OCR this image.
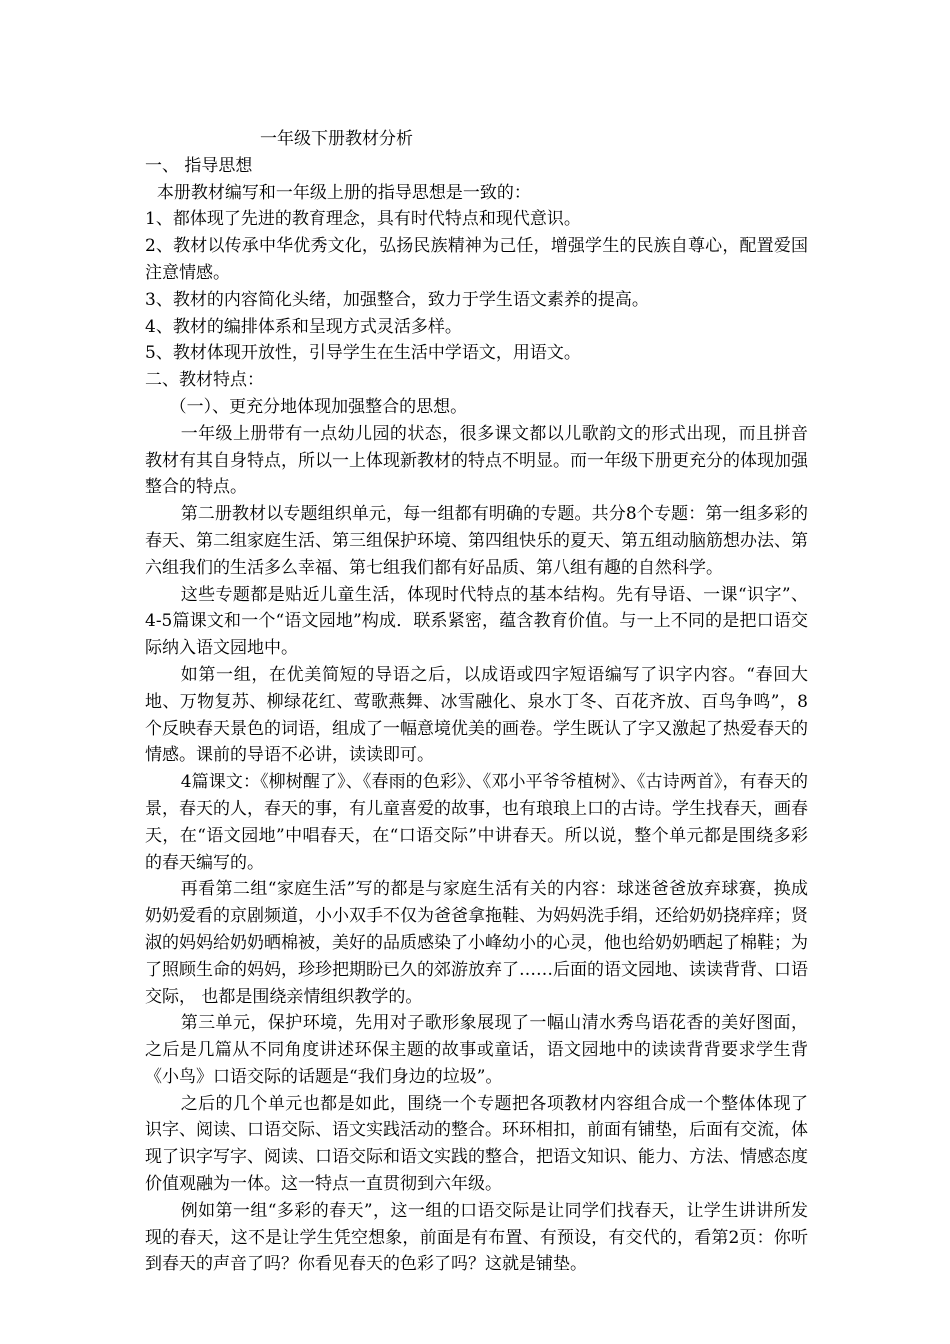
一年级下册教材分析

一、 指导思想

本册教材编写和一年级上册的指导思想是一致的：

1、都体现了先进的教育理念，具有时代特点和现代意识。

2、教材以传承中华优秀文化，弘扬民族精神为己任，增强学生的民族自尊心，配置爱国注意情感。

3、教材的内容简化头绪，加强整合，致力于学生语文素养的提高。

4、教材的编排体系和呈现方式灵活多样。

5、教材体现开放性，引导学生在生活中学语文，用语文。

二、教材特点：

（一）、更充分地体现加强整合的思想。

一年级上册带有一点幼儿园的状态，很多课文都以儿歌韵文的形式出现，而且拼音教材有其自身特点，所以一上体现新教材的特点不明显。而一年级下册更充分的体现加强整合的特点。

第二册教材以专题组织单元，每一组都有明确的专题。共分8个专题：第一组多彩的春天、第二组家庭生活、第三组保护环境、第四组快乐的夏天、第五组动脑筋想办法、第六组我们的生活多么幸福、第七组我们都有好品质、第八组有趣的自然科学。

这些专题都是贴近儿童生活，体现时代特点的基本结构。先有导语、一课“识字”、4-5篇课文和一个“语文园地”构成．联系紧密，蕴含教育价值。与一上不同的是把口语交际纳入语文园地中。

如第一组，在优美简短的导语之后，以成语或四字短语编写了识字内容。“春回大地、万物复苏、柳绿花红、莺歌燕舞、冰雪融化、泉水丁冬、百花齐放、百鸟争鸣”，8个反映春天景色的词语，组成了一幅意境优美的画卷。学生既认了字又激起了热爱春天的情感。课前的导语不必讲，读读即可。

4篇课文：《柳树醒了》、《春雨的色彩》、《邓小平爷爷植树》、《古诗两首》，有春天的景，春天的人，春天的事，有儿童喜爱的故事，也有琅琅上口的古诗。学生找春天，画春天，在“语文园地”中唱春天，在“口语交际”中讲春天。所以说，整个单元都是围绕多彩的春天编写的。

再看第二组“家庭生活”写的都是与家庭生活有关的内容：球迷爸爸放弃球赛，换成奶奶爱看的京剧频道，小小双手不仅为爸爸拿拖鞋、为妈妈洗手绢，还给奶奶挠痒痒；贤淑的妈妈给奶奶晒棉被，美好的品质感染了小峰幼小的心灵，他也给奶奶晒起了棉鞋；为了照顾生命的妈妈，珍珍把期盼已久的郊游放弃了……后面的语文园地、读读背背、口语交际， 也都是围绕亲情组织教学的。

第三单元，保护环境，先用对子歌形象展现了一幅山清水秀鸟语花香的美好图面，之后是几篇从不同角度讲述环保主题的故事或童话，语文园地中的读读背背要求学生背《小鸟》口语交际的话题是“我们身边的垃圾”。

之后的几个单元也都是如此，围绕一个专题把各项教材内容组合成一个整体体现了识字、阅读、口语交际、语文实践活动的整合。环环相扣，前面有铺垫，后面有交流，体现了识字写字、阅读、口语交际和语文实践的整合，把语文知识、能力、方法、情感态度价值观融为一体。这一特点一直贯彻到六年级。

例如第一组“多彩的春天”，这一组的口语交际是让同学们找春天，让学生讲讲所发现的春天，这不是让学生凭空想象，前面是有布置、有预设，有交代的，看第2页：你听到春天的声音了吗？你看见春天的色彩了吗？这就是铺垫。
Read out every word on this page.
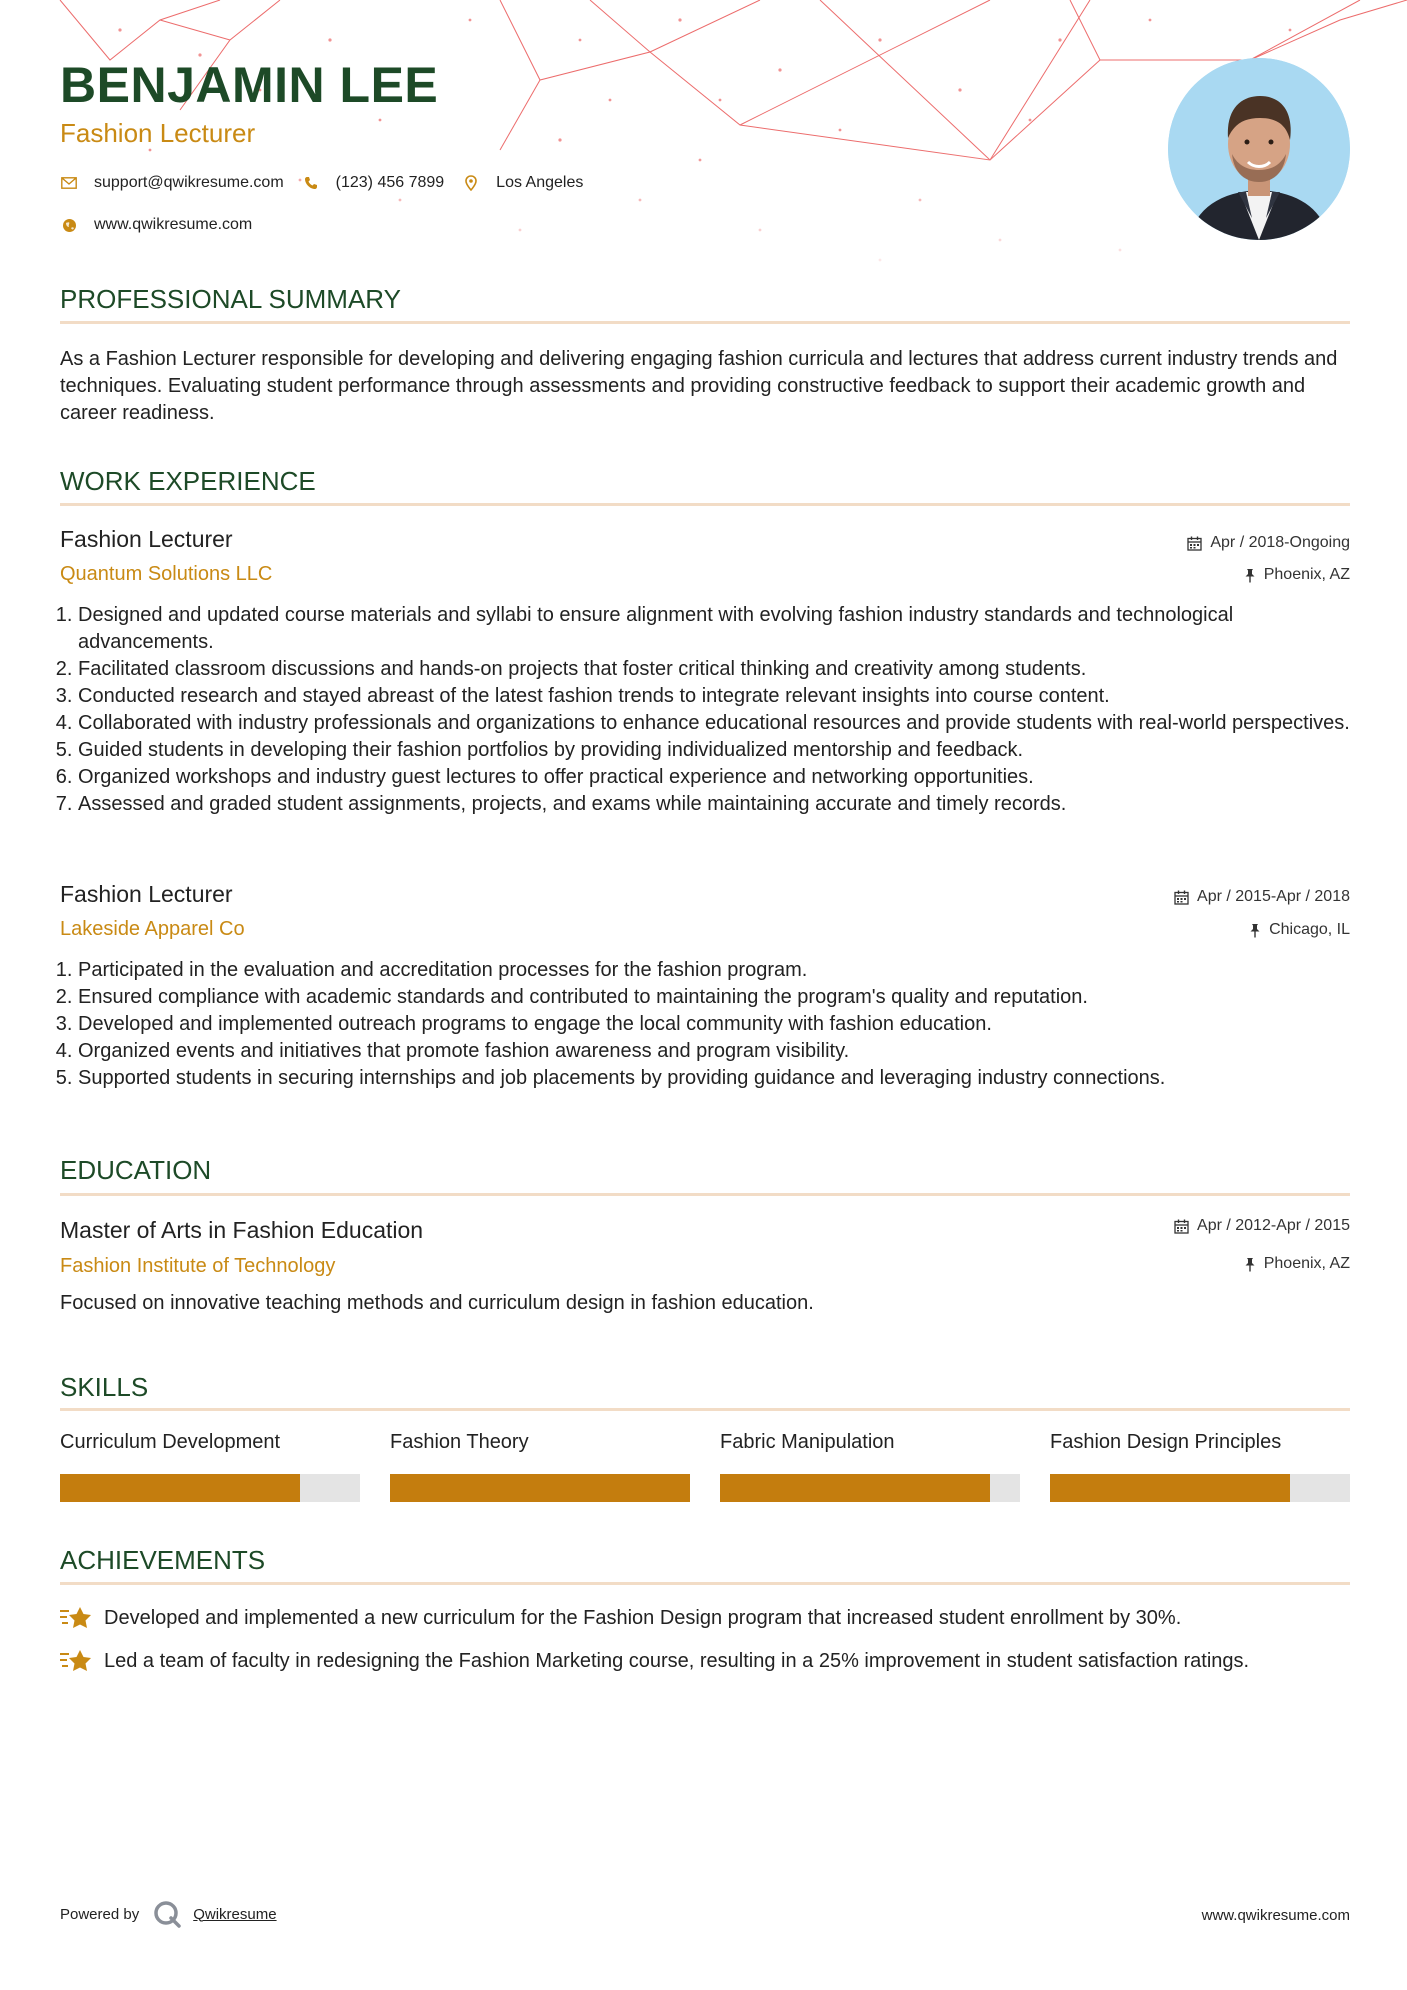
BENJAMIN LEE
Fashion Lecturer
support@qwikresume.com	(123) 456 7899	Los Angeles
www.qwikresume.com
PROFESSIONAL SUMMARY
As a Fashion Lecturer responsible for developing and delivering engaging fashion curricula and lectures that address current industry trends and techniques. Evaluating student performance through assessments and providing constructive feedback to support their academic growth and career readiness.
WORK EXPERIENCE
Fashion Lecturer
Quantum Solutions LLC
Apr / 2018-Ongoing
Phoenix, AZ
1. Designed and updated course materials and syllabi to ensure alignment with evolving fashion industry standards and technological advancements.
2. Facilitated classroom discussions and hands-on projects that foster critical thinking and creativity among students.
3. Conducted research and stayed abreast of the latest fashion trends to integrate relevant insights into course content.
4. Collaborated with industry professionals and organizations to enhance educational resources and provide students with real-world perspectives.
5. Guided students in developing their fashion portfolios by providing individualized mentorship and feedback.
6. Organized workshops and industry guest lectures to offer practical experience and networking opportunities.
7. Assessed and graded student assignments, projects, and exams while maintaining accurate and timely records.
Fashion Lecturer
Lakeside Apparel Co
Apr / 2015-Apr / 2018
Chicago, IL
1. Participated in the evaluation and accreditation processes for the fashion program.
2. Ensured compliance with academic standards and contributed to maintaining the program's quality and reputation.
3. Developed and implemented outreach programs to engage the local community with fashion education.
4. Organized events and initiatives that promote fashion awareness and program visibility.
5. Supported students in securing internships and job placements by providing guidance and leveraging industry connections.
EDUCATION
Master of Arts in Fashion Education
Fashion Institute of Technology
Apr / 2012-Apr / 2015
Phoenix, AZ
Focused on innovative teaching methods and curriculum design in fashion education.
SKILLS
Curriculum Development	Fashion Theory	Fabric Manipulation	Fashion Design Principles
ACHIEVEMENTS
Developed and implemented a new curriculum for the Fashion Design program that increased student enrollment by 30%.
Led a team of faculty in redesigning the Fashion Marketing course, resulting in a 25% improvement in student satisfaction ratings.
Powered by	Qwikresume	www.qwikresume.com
○ ○ ○ ○ ○
### Stated problem
Omit the pictures. Output every record above word for word.

### Result of the task
OCR this image.
一年级下册教材分析

一、 指导思想

本册教材编写和一年级上册的指导思想是一致的：

1、都体现了先进的教育理念，具有时代特点和现代意识。

2、教材以传承中华优秀文化，弘扬民族精神为己任，增强学生的民族自尊心，配置爱国注意情感。

3、教材的内容简化头绪，加强整合，致力于学生语文素养的提高。

4、教材的编排体系和呈现方式灵活多样。

5、教材体现开放性，引导学生在生活中学语文，用语文。

二、教材特点：

（一）、更充分地体现加强整合的思想。

一年级上册带有一点幼儿园的状态，很多课文都以儿歌韵文的形式出现，而且拼音教材有其自身特点，所以一上体现新教材的特点不明显。而一年级下册更充分的体现加强整合的特点。

第二册教材以专题组织单元，每一组都有明确的专题。共分8个专题：第一组多彩的春天、第二组家庭生活、第三组保护环境、第四组快乐的夏天、第五组动脑筋想办法、第六组我们的生活多么幸福、第七组我们都有好品质、第八组有趣的自然科学。

这些专题都是贴近儿童生活，体现时代特点的基本结构。先有导语、一课“识字”、4-5篇课文和一个“语文园地”构成．联系紧密，蕴含教育价值。与一上不同的是把口语交际纳入语文园地中。

如第一组，在优美简短的导语之后，以成语或四字短语编写了识字内容。“春回大地、万物复苏、柳绿花红、莺歌燕舞、冰雪融化、泉水丁冬、百花齐放、百鸟争鸣”，8个反映春天景色的词语，组成了一幅意境优美的画卷。学生既认了字又激起了热爱春天的情感。课前的导语不必讲，读读即可。

4篇课文：《柳树醒了》、《春雨的色彩》、《邓小平爷爷植树》、《古诗两首》，有春天的景，春天的人，春天的事，有儿童喜爱的故事，也有琅琅上口的古诗。学生找春天，画春天，在“语文园地”中唱春天，在“口语交际”中讲春天。所以说，整个单元都是围绕多彩的春天编写的。

再看第二组“家庭生活”写的都是与家庭生活有关的内容：球迷爸爸放弃球赛，换成奶奶爱看的京剧频道，小小双手不仅为爸爸拿拖鞋、为妈妈洗手绢，还给奶奶挠痒痒；贤淑的妈妈给奶奶晒棉被，美好的品质感染了小峰幼小的心灵，他也给奶奶晒起了棉鞋；为了照顾生命的妈妈，珍珍把期盼已久的郊游放弃了……后面的语文园地、读读背背、口语交际， 也都是围绕亲情组织教学的。

第三单元，保护环境，先用对子歌形象展现了一幅山清水秀鸟语花香的美好图面，之后是几篇从不同角度讲述环保主题的故事或童话，语文园地中的读读背背要求学生背《小鸟》口语交际的话题是“我们身边的垃圾”。

之后的几个单元也都是如此，围绕一个专题把各项教材内容组合成一个整体体现了识字、阅读、口语交际、语文实践活动的整合。环环相扣，前面有铺垫，后面有交流，体现了识字写字、阅读、口语交际和语文实践的整合，把语文知识、能力、方法、情感态度价值观融为一体。这一特点一直贯彻到六年级。

例如第一组“多彩的春天”，这一组的口语交际是让同学们找春天，让学生讲讲所发现的春天，这不是让学生凭空想象，前面是有布置、有预设，有交代的，看第2页：你听到春天的声音了吗？你看见春天的色彩了吗？这就是铺垫。
Read out every word on this page.
BENJAMIN LEE
Fashion Lecturer
support@qwikresume.com	(123) 456 7899	Los Angeles
www.qwikresume.com
PROFESSIONAL SUMMARY
As a Fashion Lecturer responsible for developing and delivering engaging fashion curricula and lectures that address current industry trends and techniques. Evaluating student performance through assessments and providing constructive feedback to support their academic growth and career readiness.
WORK EXPERIENCE
Fashion Lecturer
Quantum Solutions LLC
Apr / 2018-Ongoing
Phoenix, AZ
1. Designed and updated course materials and syllabi to ensure alignment with evolving fashion industry standards and technological advancements.
2. Facilitated classroom discussions and hands-on projects that foster critical thinking and creativity among students.
3. Conducted research and stayed abreast of the latest fashion trends to integrate relevant insights into course content.
4. Collaborated with industry professionals and organizations to enhance educational resources and provide students with real-world perspectives.
5. Guided students in developing their fashion portfolios by providing individualized mentorship and feedback.
6. Organized workshops and industry guest lectures to offer practical experience and networking opportunities.
7. Assessed and graded student assignments, projects, and exams while maintaining accurate and timely records.
Fashion Lecturer
Lakeside Apparel Co
Apr / 2015-Apr / 2018
Chicago, IL
1. Participated in the evaluation and accreditation processes for the fashion program.
2. Ensured compliance with academic standards and contributed to maintaining the program's quality and reputation.
3. Developed and implemented outreach programs to engage the local community with fashion education.
4. Organized events and initiatives that promote fashion awareness and program visibility.
5. Supported students in securing internships and job placements by providing guidance and leveraging industry connections.
EDUCATION
Master of Arts in Fashion Education
Fashion Institute of Technology
Apr / 2012-Apr / 2015
Phoenix, AZ
Focused on innovative teaching methods and curriculum design in fashion education.
SKILLS
Curriculum Development	Fashion Theory	Fabric Manipulation	Fashion Design Principles
ACHIEVEMENTS
Developed and implemented a new curriculum for the Fashion Design program that increased student enrollment by 30%.
Led a team of faculty in redesigning the Fashion Marketing course, resulting in a 25% improvement in student satisfaction ratings.
Powered by	Qwikresume	www.qwikresume.com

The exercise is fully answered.